*Instruction:*
Give back the entire listing verbatim.
──────────────────────────────
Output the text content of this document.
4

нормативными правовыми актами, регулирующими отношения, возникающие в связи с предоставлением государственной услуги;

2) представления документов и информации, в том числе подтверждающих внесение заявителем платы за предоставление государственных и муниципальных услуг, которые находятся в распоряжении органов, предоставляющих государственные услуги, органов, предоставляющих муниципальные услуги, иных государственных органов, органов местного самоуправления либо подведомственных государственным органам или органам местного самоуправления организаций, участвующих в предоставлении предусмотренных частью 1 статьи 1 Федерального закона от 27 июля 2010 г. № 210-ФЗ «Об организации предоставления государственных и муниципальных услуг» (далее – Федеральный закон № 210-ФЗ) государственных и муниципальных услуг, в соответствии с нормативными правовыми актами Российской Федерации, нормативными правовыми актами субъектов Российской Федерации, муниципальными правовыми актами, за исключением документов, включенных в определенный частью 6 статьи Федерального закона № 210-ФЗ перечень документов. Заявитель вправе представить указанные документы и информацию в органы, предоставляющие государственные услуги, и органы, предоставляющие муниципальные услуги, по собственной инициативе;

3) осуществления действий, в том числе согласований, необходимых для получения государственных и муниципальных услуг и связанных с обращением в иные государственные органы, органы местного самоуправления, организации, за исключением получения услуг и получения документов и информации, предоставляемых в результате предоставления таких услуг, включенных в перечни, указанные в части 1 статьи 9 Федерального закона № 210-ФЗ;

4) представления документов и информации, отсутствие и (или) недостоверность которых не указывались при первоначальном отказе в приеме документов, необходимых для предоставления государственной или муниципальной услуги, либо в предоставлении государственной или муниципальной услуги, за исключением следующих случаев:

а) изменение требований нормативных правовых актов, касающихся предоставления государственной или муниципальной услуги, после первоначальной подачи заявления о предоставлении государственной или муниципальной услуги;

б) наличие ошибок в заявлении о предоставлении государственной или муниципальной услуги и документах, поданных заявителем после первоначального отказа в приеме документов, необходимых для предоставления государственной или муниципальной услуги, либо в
──────────────────────────────
*Result below:*
Output the text content of this document.
4

нормативными правовыми актами, регулирующими отношения, возникающие в связи с предоставлением государственной услуги;

2) представления документов и информации, в том числе подтверждающих внесение заявителем платы за предоставление государственных и муниципальных услуг, которые находятся в распоряжении органов, предоставляющих государственные услуги, органов, предоставляющих муниципальные услуги, иных государственных органов, органов местного самоуправления либо подведомственных государственным органам или органам местного самоуправления организаций, участвующих в предоставлении предусмотренных частью 1 статьи 1 Федерального закона от 27 июля 2010 г. № 210-ФЗ «Об организации предоставления государственных и муниципальных услуг» (далее – Федеральный закон № 210-ФЗ) государственных и муниципальных услуг, в соответствии с нормативными правовыми актами Российской Федерации, нормативными правовыми актами субъектов Российской Федерации, муниципальными правовыми актами, за исключением документов, включенных в определенный частью 6 статьи Федерального закона № 210-ФЗ перечень документов. Заявитель вправе представить указанные документы и информацию в органы, предоставляющие государственные услуги, и органы, предоставляющие муниципальные услуги, по собственной инициативе;

3) осуществления действий, в том числе согласований, необходимых для получения государственных и муниципальных услуг и связанных с обращением в иные государственные органы, органы местного самоуправления, организации, за исключением получения услуг и получения документов и информации, предоставляемых в результате предоставления таких услуг, включенных в перечни, указанные в части 1 статьи 9 Федерального закона № 210-ФЗ;

4) представления документов и информации, отсутствие и (или) недостоверность которых не указывались при первоначальном отказе в приеме документов, необходимых для предоставления государственной или муниципальной услуги, либо в предоставлении государственной или муниципальной услуги, за исключением следующих случаев:

а) изменение требований нормативных правовых актов, касающихся предоставления государственной или муниципальной услуги, после первоначальной подачи заявления о предоставлении государственной или муниципальной услуги;

б) наличие ошибок в заявлении о предоставлении государственной или муниципальной услуги и документах, поданных заявителем после первоначального отказа в приеме документов, необходимых для предоставления государственной или муниципальной услуги, либо в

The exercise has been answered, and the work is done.